--- BEGIN RECORD EXCERPTS ---

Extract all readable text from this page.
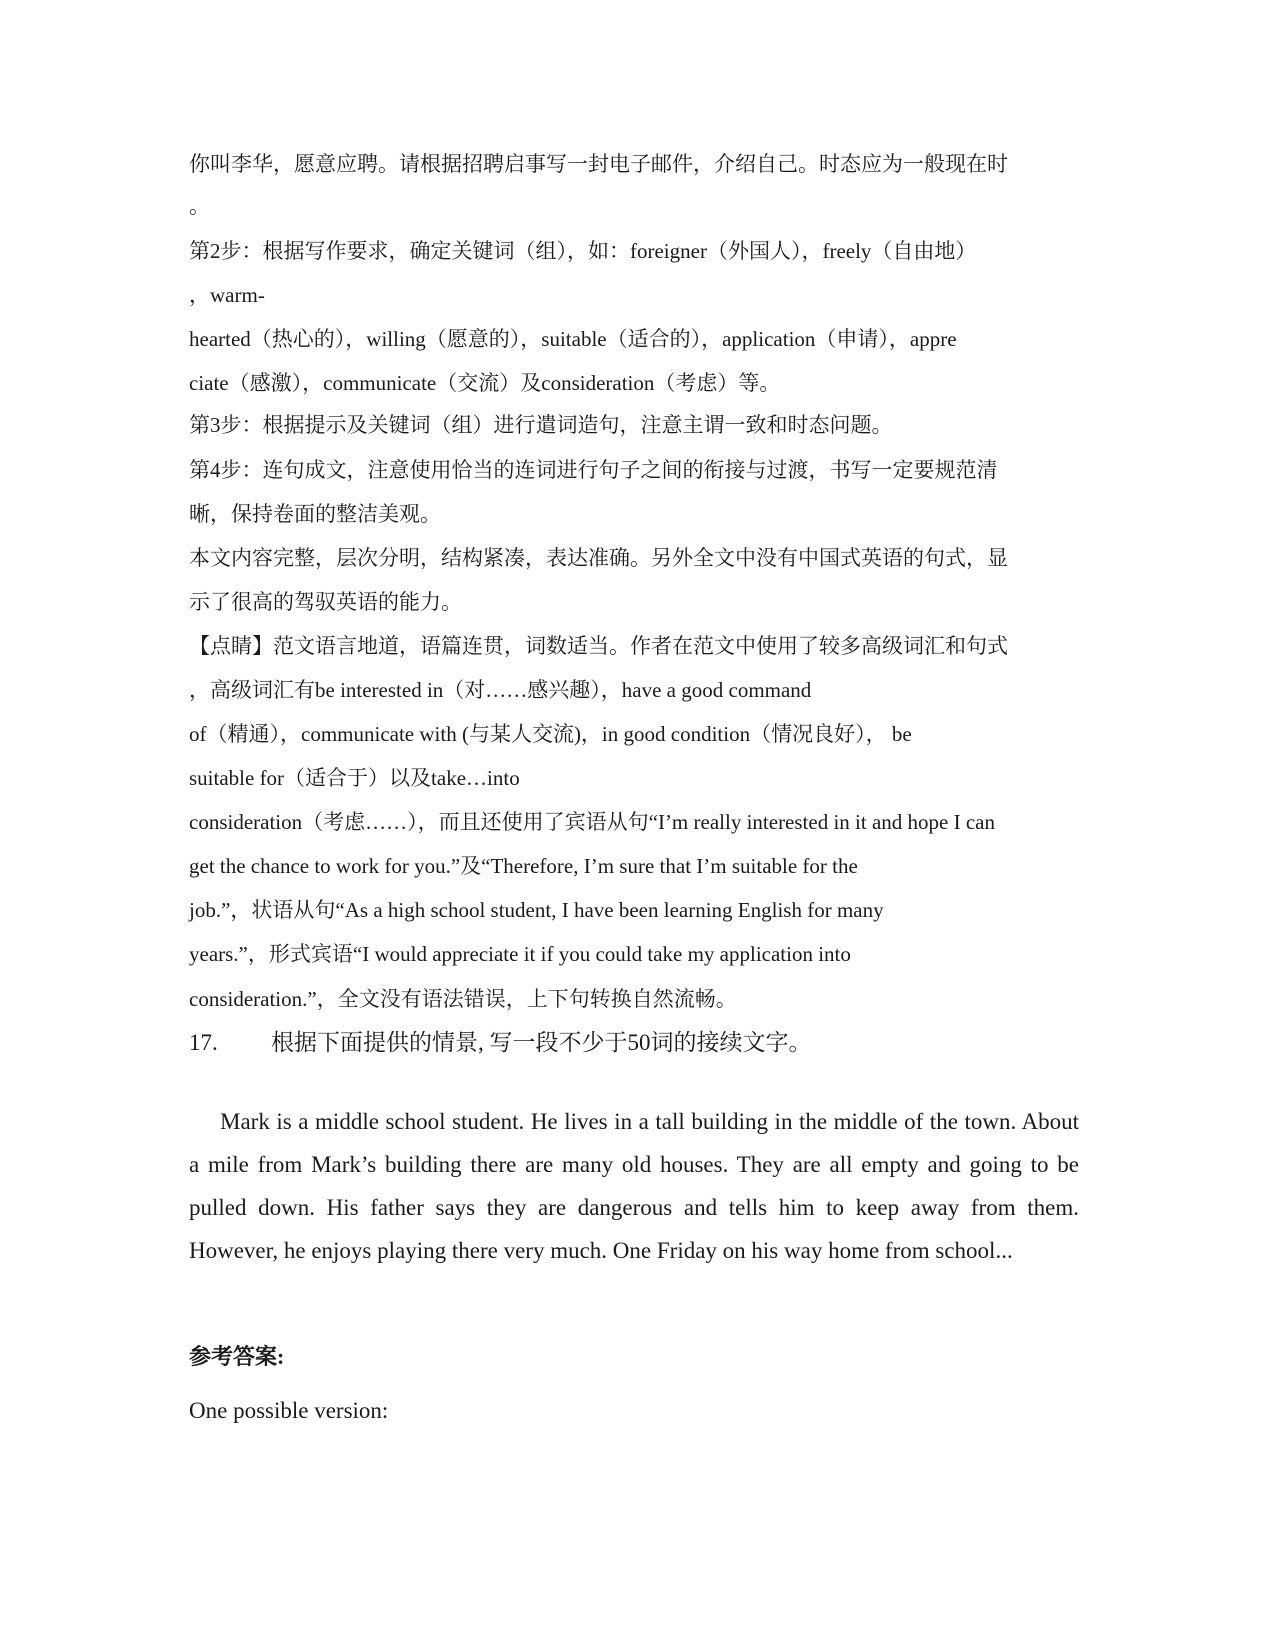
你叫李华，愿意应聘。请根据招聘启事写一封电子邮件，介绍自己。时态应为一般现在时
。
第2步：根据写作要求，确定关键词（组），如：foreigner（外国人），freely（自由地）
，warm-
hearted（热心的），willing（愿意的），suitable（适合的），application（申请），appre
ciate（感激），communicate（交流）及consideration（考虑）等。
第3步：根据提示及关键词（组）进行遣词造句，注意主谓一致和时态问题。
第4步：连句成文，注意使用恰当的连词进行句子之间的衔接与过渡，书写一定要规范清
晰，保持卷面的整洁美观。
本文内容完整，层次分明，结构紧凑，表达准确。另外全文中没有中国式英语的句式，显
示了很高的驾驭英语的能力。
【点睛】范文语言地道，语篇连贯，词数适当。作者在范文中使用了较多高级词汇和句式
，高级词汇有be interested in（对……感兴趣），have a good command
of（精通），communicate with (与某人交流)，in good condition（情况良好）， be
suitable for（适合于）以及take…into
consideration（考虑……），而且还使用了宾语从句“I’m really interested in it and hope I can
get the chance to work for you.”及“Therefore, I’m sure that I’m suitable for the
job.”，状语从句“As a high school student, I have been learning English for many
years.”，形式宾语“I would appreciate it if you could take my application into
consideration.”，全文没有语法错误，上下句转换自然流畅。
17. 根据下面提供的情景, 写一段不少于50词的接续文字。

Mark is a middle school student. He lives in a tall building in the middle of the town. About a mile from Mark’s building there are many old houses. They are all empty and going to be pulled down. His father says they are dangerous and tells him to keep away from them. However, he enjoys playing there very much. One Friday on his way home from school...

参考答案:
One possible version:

--- END RECORD EXCERPTS ---
--- BEGIN RECORD EXCERPTS ---

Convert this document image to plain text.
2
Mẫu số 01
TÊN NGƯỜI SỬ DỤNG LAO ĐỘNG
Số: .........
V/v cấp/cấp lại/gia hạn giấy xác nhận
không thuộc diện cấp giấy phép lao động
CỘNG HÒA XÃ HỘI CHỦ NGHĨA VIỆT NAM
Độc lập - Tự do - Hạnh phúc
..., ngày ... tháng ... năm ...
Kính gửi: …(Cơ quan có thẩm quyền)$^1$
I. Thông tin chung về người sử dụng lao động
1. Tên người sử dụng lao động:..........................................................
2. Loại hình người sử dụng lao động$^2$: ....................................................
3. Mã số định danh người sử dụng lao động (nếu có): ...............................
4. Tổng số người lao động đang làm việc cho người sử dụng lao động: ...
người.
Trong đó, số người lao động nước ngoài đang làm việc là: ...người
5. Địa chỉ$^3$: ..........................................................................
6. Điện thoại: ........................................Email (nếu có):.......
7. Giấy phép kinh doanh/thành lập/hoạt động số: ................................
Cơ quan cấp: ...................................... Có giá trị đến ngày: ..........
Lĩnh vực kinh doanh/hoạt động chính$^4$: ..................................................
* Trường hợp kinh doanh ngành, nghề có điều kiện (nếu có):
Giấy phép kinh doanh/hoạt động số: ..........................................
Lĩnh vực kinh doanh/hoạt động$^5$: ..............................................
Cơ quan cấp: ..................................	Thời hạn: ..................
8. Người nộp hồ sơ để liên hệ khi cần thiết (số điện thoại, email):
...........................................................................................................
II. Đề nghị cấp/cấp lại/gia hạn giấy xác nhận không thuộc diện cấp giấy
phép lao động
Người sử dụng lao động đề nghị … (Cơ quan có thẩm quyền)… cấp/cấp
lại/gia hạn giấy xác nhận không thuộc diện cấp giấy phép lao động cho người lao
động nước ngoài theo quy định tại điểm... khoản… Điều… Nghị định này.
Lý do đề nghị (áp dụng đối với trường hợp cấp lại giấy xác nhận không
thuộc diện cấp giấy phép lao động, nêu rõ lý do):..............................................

--- END RECORD EXCERPTS ---

Collect the complete line wherever the string "communicate" appears in the records.

ciate（感激），communicate（交流）及consideration（考虑）等。
of（精通），communicate with (与某人交流)，in good condition（情况良好）， be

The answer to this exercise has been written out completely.